(Stored items)
- - -

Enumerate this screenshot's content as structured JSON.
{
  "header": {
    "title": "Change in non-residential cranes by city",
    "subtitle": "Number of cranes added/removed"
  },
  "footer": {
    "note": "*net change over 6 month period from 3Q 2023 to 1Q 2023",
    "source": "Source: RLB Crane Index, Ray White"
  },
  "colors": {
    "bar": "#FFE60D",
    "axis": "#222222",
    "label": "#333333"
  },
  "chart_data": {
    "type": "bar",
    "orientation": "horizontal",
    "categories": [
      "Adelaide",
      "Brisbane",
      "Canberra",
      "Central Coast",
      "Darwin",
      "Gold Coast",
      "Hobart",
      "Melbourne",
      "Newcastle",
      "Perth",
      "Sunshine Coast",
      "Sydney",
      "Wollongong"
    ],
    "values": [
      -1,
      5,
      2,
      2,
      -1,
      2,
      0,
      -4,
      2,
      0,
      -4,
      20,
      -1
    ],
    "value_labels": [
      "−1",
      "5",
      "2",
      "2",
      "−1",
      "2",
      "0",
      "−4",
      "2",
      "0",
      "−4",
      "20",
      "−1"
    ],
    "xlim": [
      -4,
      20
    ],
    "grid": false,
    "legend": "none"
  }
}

- - -

## YOUR OBJECTIVE
Show every line of the listing in which the string "cranes" can be found.

## ANSWER
    "title": "Change in non-residential cranes by city",
    "subtitle": "Number of cranes added/removed"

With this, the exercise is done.